→ Data extract:
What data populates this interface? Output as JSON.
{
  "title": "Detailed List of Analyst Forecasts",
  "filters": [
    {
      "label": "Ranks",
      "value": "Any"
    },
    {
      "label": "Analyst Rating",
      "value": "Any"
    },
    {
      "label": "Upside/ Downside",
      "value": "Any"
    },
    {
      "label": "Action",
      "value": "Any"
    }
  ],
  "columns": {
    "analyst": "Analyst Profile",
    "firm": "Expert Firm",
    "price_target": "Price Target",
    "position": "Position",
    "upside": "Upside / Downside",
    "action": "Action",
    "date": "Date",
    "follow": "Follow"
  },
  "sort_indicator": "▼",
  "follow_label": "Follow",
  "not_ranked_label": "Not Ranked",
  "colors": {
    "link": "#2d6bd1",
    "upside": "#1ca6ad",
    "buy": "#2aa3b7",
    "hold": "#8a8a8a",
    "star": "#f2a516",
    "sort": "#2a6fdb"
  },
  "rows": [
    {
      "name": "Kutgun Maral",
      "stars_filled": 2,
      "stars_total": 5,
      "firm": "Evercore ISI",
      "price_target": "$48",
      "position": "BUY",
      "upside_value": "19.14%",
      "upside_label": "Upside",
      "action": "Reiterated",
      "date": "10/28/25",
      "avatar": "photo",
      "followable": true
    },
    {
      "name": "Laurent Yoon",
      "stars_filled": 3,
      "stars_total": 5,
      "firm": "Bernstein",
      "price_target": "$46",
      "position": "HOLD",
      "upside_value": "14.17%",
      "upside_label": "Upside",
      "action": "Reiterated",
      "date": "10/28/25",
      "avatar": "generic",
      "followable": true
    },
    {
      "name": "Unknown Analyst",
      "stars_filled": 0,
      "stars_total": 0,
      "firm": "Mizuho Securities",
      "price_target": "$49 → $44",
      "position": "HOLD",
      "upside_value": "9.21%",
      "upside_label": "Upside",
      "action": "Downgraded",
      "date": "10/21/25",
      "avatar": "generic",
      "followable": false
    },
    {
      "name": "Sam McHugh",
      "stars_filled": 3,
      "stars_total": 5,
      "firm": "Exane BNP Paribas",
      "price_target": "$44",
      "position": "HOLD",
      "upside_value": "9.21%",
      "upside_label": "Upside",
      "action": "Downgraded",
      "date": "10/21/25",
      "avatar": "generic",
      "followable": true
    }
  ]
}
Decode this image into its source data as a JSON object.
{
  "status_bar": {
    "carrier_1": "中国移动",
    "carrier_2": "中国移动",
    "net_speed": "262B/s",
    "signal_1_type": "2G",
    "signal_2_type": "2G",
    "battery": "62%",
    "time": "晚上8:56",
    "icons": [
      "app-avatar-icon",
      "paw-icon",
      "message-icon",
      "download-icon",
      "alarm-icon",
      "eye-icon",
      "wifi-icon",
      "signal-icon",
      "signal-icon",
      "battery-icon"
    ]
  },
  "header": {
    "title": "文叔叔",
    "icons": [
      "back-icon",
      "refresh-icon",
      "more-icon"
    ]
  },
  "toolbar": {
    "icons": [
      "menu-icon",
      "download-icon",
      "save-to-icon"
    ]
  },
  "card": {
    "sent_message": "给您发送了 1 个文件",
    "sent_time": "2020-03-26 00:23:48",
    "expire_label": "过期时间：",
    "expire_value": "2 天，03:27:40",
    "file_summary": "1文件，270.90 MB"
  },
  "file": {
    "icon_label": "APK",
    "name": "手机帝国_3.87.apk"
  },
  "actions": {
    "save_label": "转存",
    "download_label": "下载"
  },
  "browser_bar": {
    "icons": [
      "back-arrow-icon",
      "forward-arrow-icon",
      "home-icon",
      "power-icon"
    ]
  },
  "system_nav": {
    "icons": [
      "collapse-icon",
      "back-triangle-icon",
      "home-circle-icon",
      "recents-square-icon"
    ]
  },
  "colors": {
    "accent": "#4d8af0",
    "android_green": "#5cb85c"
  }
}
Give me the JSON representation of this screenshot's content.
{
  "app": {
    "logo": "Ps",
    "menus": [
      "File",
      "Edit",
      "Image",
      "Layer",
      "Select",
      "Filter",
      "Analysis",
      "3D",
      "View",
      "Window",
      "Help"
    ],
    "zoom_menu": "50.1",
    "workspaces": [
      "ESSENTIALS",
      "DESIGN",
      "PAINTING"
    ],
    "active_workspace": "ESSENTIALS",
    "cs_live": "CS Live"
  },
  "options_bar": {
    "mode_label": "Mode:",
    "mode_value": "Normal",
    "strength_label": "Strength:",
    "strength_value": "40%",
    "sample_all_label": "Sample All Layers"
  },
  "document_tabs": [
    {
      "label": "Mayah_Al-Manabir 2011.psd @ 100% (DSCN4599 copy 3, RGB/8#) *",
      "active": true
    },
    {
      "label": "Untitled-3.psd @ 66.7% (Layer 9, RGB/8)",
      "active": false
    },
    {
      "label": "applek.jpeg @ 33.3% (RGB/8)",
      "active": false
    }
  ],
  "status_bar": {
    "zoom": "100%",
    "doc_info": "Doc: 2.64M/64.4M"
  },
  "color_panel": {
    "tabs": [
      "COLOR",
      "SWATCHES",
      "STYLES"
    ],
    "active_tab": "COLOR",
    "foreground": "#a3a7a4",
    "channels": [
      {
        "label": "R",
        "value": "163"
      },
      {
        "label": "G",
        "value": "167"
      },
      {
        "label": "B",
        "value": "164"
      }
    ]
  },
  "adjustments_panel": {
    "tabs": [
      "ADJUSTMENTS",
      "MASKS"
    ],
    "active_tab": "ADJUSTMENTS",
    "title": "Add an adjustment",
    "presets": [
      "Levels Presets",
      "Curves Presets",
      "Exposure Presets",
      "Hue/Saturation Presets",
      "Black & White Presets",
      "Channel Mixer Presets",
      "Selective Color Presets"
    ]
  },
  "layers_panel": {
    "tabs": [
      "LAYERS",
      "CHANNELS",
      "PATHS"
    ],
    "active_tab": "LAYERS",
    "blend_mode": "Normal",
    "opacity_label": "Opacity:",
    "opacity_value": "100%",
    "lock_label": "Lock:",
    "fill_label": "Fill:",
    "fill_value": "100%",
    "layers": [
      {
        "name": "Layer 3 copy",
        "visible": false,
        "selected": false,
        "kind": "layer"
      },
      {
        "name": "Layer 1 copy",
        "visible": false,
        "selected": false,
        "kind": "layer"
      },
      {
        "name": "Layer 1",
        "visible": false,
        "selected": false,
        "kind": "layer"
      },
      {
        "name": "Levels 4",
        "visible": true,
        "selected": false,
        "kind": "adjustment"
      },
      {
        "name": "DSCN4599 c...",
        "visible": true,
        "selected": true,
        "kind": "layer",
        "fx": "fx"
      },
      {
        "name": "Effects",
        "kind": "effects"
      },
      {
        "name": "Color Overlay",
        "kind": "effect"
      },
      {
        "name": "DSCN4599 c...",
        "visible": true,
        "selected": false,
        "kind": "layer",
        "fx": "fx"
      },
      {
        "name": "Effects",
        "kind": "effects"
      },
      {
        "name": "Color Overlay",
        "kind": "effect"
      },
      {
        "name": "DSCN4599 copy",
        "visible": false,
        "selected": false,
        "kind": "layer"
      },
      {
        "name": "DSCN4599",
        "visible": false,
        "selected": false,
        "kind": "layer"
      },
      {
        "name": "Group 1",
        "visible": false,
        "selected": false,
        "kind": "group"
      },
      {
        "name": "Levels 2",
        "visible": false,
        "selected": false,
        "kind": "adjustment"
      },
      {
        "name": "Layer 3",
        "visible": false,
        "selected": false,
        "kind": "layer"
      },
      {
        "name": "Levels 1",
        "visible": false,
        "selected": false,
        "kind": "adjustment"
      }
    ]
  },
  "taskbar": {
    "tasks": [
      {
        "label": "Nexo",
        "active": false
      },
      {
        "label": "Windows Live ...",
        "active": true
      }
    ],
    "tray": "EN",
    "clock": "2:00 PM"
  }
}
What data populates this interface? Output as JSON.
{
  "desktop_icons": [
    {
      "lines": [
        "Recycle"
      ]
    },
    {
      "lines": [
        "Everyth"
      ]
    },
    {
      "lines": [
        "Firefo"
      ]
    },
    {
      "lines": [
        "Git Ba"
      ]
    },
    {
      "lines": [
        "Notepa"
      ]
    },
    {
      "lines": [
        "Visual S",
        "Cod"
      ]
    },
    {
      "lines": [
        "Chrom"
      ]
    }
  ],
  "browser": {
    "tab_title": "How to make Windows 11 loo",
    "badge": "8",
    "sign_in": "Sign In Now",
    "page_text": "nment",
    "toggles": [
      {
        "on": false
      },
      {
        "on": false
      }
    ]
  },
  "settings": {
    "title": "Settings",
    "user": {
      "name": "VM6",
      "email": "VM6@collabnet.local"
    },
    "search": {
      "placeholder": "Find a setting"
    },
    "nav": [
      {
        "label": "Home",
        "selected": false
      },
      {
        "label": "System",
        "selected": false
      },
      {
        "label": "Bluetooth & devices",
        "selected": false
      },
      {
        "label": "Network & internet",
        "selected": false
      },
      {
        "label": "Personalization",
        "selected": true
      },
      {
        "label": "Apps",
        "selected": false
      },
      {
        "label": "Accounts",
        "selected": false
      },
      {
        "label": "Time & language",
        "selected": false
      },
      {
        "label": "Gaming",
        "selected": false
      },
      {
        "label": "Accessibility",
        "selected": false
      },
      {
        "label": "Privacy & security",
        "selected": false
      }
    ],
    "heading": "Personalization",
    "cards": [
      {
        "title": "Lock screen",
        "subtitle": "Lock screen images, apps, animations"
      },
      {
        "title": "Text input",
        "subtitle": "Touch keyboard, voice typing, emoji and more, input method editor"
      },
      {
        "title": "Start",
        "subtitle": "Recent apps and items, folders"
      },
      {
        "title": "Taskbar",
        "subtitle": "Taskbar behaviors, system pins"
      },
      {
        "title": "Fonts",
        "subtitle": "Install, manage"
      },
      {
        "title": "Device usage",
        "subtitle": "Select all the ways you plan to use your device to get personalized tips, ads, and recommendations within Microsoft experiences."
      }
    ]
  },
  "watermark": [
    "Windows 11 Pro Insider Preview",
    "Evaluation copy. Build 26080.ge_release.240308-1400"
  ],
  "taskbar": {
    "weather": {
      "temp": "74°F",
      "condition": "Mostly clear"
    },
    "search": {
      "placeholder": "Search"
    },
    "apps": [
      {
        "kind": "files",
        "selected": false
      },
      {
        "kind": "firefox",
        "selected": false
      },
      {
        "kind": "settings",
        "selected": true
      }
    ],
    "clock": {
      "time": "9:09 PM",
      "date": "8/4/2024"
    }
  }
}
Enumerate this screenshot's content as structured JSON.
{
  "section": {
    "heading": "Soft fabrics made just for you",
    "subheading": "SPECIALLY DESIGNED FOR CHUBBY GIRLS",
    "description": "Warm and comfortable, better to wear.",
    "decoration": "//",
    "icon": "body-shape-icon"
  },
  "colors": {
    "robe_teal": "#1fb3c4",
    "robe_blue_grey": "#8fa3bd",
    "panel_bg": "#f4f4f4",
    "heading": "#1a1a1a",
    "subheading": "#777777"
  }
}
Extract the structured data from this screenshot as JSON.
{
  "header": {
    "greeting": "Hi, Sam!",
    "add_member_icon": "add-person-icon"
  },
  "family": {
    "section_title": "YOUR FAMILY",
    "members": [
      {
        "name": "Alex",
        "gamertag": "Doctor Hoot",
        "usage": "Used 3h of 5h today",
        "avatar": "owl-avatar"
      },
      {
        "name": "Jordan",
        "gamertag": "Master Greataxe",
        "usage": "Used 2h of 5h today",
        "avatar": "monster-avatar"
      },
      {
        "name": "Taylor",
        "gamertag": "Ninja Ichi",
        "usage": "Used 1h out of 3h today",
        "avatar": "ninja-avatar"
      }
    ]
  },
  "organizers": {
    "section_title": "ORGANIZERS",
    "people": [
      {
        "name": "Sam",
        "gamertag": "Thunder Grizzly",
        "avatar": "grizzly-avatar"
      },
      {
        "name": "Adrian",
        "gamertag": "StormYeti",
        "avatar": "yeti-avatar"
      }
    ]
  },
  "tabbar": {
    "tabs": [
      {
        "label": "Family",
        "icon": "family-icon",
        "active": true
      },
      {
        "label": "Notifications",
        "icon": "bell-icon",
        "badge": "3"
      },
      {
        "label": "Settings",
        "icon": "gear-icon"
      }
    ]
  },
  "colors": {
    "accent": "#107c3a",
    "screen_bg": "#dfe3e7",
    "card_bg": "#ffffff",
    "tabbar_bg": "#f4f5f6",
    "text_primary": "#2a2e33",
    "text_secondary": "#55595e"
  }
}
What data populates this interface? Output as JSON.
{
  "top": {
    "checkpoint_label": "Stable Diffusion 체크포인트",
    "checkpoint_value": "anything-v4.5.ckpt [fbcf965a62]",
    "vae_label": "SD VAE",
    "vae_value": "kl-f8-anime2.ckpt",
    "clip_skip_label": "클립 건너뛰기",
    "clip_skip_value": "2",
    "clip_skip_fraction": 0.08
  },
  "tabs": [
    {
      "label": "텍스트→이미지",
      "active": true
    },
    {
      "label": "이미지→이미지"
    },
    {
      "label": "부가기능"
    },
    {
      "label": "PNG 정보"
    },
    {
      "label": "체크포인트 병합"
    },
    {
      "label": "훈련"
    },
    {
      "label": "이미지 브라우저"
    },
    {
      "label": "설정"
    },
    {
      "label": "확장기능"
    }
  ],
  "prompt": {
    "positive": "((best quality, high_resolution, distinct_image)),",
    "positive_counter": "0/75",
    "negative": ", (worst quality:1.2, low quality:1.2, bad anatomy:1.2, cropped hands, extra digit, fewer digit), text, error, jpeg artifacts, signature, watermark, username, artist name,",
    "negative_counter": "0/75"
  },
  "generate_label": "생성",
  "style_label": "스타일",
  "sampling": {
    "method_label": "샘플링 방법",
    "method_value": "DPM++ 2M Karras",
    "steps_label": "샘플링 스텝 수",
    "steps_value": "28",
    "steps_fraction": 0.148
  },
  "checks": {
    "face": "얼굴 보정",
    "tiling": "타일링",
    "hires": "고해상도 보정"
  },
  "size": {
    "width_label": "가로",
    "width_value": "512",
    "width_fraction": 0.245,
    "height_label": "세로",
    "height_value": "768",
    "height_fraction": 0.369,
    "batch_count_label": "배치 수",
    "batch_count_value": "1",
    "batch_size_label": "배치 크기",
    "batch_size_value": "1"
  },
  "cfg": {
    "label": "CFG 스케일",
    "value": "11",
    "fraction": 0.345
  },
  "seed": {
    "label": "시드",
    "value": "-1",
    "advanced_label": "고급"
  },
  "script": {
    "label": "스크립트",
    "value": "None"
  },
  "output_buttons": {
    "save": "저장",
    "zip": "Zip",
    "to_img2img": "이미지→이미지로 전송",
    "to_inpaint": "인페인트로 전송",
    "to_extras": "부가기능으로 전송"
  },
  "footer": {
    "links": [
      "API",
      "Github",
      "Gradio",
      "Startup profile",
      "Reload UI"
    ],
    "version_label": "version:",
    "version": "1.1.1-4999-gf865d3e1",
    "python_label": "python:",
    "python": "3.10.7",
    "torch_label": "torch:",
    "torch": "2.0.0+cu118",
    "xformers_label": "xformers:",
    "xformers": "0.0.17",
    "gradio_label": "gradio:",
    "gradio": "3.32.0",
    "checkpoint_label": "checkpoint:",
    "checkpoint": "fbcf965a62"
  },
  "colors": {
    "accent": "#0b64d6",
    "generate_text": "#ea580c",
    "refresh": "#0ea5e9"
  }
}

→ What is being asked: Read the entries and select each line where the word "ckpt" is found.

→ Expected output:
    "checkpoint_value": "anything-v4.5.ckpt [fbcf965a62]",
    "vae_value": "kl-f8-anime2.ckpt",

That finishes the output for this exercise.